** Begin **

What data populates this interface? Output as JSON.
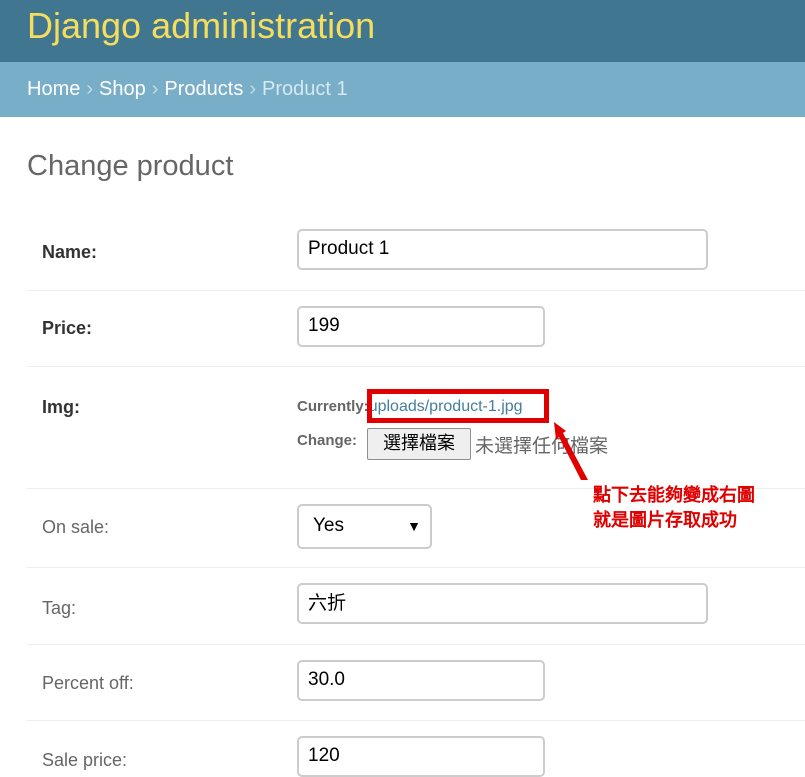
{
  "header": {
    "site_name": "Django administration"
  },
  "breadcrumbs": {
    "home": "Home",
    "app": "Shop",
    "model": "Products",
    "current": "Product 1",
    "separator": "›"
  },
  "page": {
    "title": "Change product"
  },
  "form": {
    "name": {
      "label": "Name:",
      "value": "Product 1"
    },
    "price": {
      "label": "Price:",
      "value": "199"
    },
    "img": {
      "label": "Img:",
      "currently_label": "Currently:",
      "current_file": "uploads/product-1.jpg",
      "change_label": "Change:",
      "choose_button": "選擇檔案",
      "no_file_text": "未選擇任何檔案"
    },
    "on_sale": {
      "label": "On sale:",
      "selected": "Yes"
    },
    "tag": {
      "label": "Tag:",
      "value": "六折"
    },
    "percent_off": {
      "label": "Percent off:",
      "value": "30.0"
    },
    "sale_price": {
      "label": "Sale price:",
      "value": "120"
    }
  },
  "annotation": {
    "line1": "點下去能夠變成右圖",
    "line2": "就是圖片存取成功",
    "color": "#e00000"
  },
  "colors": {
    "header_bg": "#417690",
    "site_name": "#f5dd5d",
    "breadcrumbs_bg": "#79aec8",
    "link": "#447e9b"
  }
}
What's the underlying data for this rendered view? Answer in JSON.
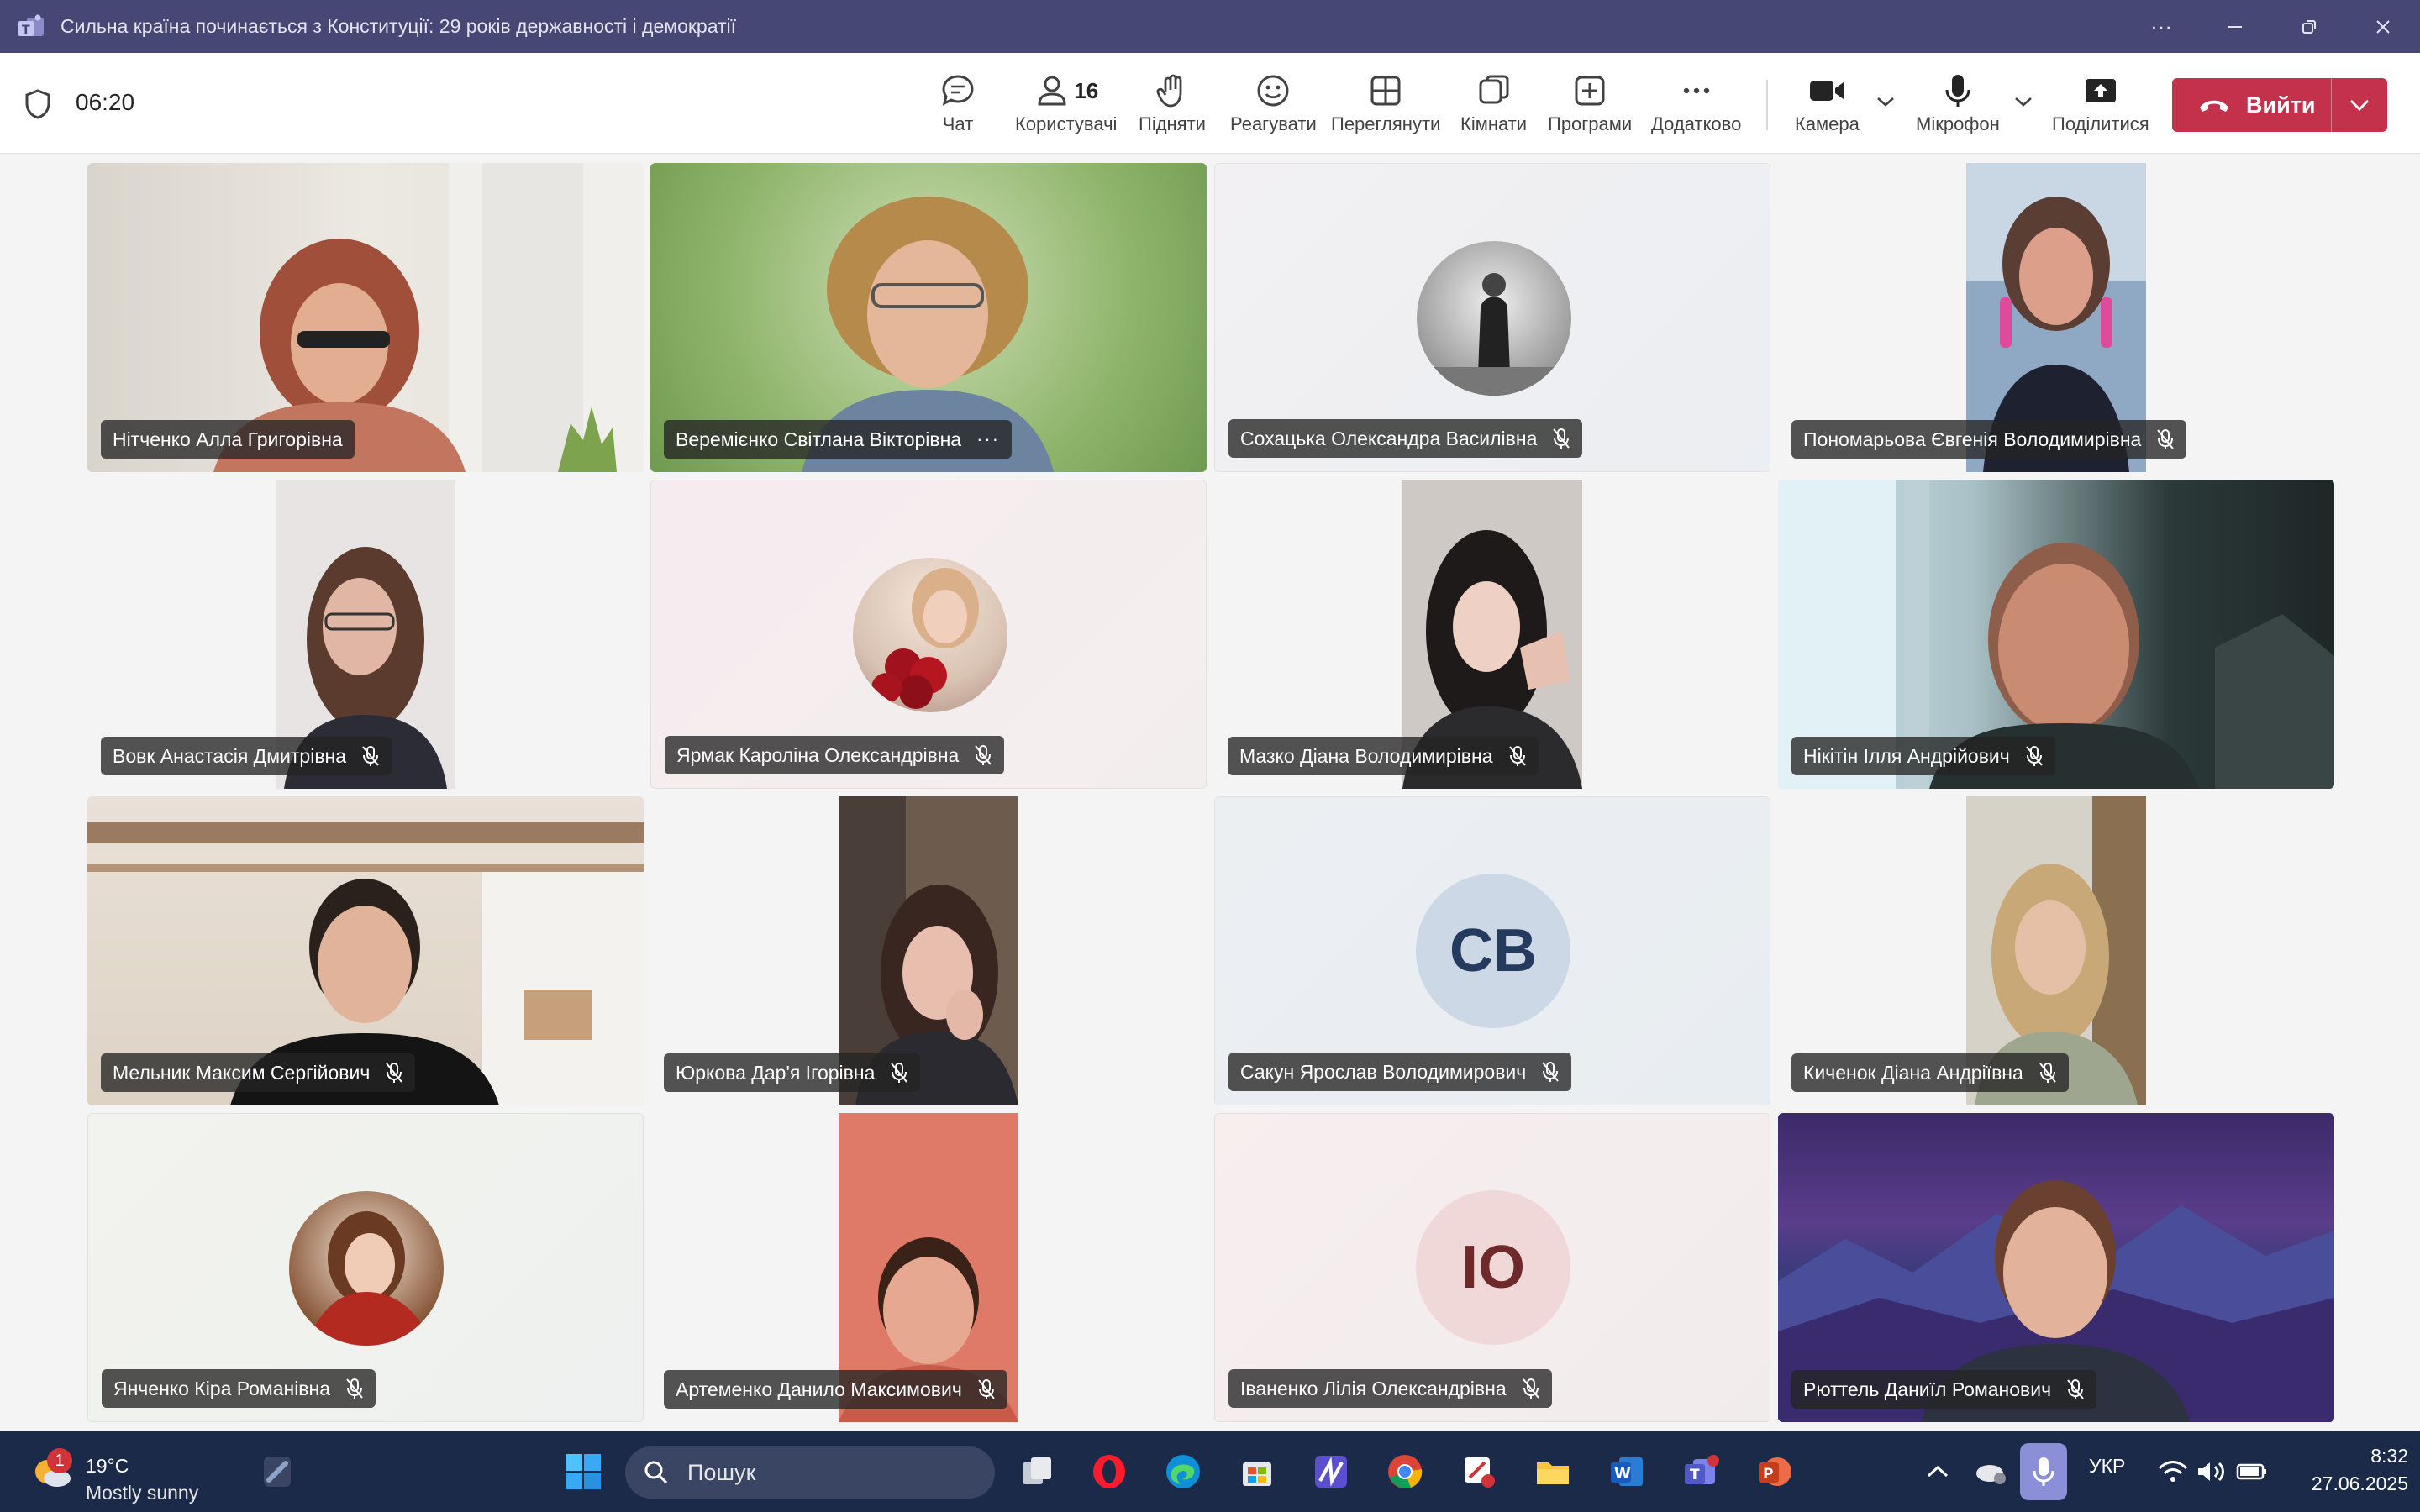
{
  "window": {
    "title": "Сильна країна починається з Конституції: 29 років державності і демократії",
    "more_label": "···"
  },
  "toolbar": {
    "timer": "06:20",
    "chat": "Чат",
    "people": "Користувачі",
    "people_count": "16",
    "raise": "Підняти",
    "react": "Реагувати",
    "view": "Переглянути",
    "rooms": "Кімнати",
    "apps": "Програми",
    "more": "Додатково",
    "camera": "Камера",
    "mic": "Мікрофон",
    "share": "Поділитися",
    "leave": "Вийти"
  },
  "participants": [
    {
      "name": "Нітченко Алла Григорівна",
      "muted": false,
      "kind": "video"
    },
    {
      "name": "Веремієнко Світлана Вікторівна",
      "muted": false,
      "kind": "video",
      "more": "···"
    },
    {
      "name": "Сохацька Олександра Василівна",
      "muted": true,
      "kind": "avatar"
    },
    {
      "name": "Пономарьова Євгенія Володимирівна",
      "muted": true,
      "kind": "video"
    },
    {
      "name": "Вовк Анастасія Дмитрівна",
      "muted": true,
      "kind": "video"
    },
    {
      "name": "Ярмак Кароліна Олександрівна",
      "muted": true,
      "kind": "avatar"
    },
    {
      "name": "Мазко Діана Володимирівна",
      "muted": true,
      "kind": "video"
    },
    {
      "name": "Нікітін Ілля Андрійович",
      "muted": true,
      "kind": "video"
    },
    {
      "name": "Мельник Максим Сергійович",
      "muted": true,
      "kind": "video"
    },
    {
      "name": "Юркова Дар'я Ігорівна",
      "muted": true,
      "kind": "video"
    },
    {
      "name": "Сакун Ярослав Володимирович",
      "muted": true,
      "kind": "initials",
      "initials": "СВ"
    },
    {
      "name": "Киченок Діана Андріївна",
      "muted": true,
      "kind": "video"
    },
    {
      "name": "Янченко Кіра Романівна",
      "muted": true,
      "kind": "avatar"
    },
    {
      "name": "Артеменко Данило Максимович",
      "muted": true,
      "kind": "video"
    },
    {
      "name": "Іваненко Лілія Олександрівна",
      "muted": true,
      "kind": "initials",
      "initials": "ІО"
    },
    {
      "name": "Рюттель Даниїл Романович",
      "muted": true,
      "kind": "video"
    }
  ],
  "taskbar": {
    "weather_temp": "19°C",
    "weather_cond": "Mostly sunny",
    "weather_badge": "1",
    "search_placeholder": "Пошук",
    "language": "УКР",
    "time": "8:32",
    "date": "27.06.2025"
  },
  "colors": {
    "titlebar": "#464775",
    "leave": "#c4314b",
    "taskbar": "#1c2a4a"
  }
}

** End **

STATED GOAL: Copy all of the entries verbatim, leaving out any pictures they contain.

EXERCISE SOLUTION:
What data populates this interface? Output as JSON.
{
  "header": {
    "site_name": "Django administration"
  },
  "breadcrumbs": {
    "home": "Home",
    "app": "Shop",
    "model": "Products",
    "current": "Product 1",
    "separator": "›"
  },
  "page": {
    "title": "Change product"
  },
  "form": {
    "name": {
      "label": "Name:",
      "value": "Product 1"
    },
    "price": {
      "label": "Price:",
      "value": "199"
    },
    "img": {
      "label": "Img:",
      "currently_label": "Currently:",
      "current_file": "uploads/product-1.jpg",
      "change_label": "Change:",
      "choose_button": "選擇檔案",
      "no_file_text": "未選擇任何檔案"
    },
    "on_sale": {
      "label": "On sale:",
      "selected": "Yes"
    },
    "tag": {
      "label": "Tag:",
      "value": "六折"
    },
    "percent_off": {
      "label": "Percent off:",
      "value": "30.0"
    },
    "sale_price": {
      "label": "Sale price:",
      "value": "120"
    }
  },
  "annotation": {
    "line1": "點下去能夠變成右圖",
    "line2": "就是圖片存取成功",
    "color": "#e00000"
  },
  "colors": {
    "header_bg": "#417690",
    "site_name": "#f5dd5d",
    "breadcrumbs_bg": "#79aec8",
    "link": "#447e9b"
  }
}
What's the underlying data for this rendered view? Answer in JSON.
{
  "window": {
    "title": "Сильна країна починається з Конституції: 29 років державності і демократії",
    "more_label": "···"
  },
  "toolbar": {
    "timer": "06:20",
    "chat": "Чат",
    "people": "Користувачі",
    "people_count": "16",
    "raise": "Підняти",
    "react": "Реагувати",
    "view": "Переглянути",
    "rooms": "Кімнати",
    "apps": "Програми",
    "more": "Додатково",
    "camera": "Камера",
    "mic": "Мікрофон",
    "share": "Поділитися",
    "leave": "Вийти"
  },
  "participants": [
    {
      "name": "Нітченко Алла Григорівна",
      "muted": false,
      "kind": "video"
    },
    {
      "name": "Веремієнко Світлана Вікторівна",
      "muted": false,
      "kind": "video",
      "more": "···"
    },
    {
      "name": "Сохацька Олександра Василівна",
      "muted": true,
      "kind": "avatar"
    },
    {
      "name": "Пономарьова Євгенія Володимирівна",
      "muted": true,
      "kind": "video"
    },
    {
      "name": "Вовк Анастасія Дмитрівна",
      "muted": true,
      "kind": "video"
    },
    {
      "name": "Ярмак Кароліна Олександрівна",
      "muted": true,
      "kind": "avatar"
    },
    {
      "name": "Мазко Діана Володимирівна",
      "muted": true,
      "kind": "video"
    },
    {
      "name": "Нікітін Ілля Андрійович",
      "muted": true,
      "kind": "video"
    },
    {
      "name": "Мельник Максим Сергійович",
      "muted": true,
      "kind": "video"
    },
    {
      "name": "Юркова Дар'я Ігорівна",
      "muted": true,
      "kind": "video"
    },
    {
      "name": "Сакун Ярослав Володимирович",
      "muted": true,
      "kind": "initials",
      "initials": "СВ"
    },
    {
      "name": "Киченок Діана Андріївна",
      "muted": true,
      "kind": "video"
    },
    {
      "name": "Янченко Кіра Романівна",
      "muted": true,
      "kind": "avatar"
    },
    {
      "name": "Артеменко Данило Максимович",
      "muted": true,
      "kind": "video"
    },
    {
      "name": "Іваненко Лілія Олександрівна",
      "muted": true,
      "kind": "initials",
      "initials": "ІО"
    },
    {
      "name": "Рюттель Даниїл Романович",
      "muted": true,
      "kind": "video"
    }
  ],
  "taskbar": {
    "weather_temp": "19°C",
    "weather_cond": "Mostly sunny",
    "weather_badge": "1",
    "search_placeholder": "Пошук",
    "language": "УКР",
    "time": "8:32",
    "date": "27.06.2025"
  },
  "colors": {
    "titlebar": "#464775",
    "leave": "#c4314b",
    "taskbar": "#1c2a4a"
  }
}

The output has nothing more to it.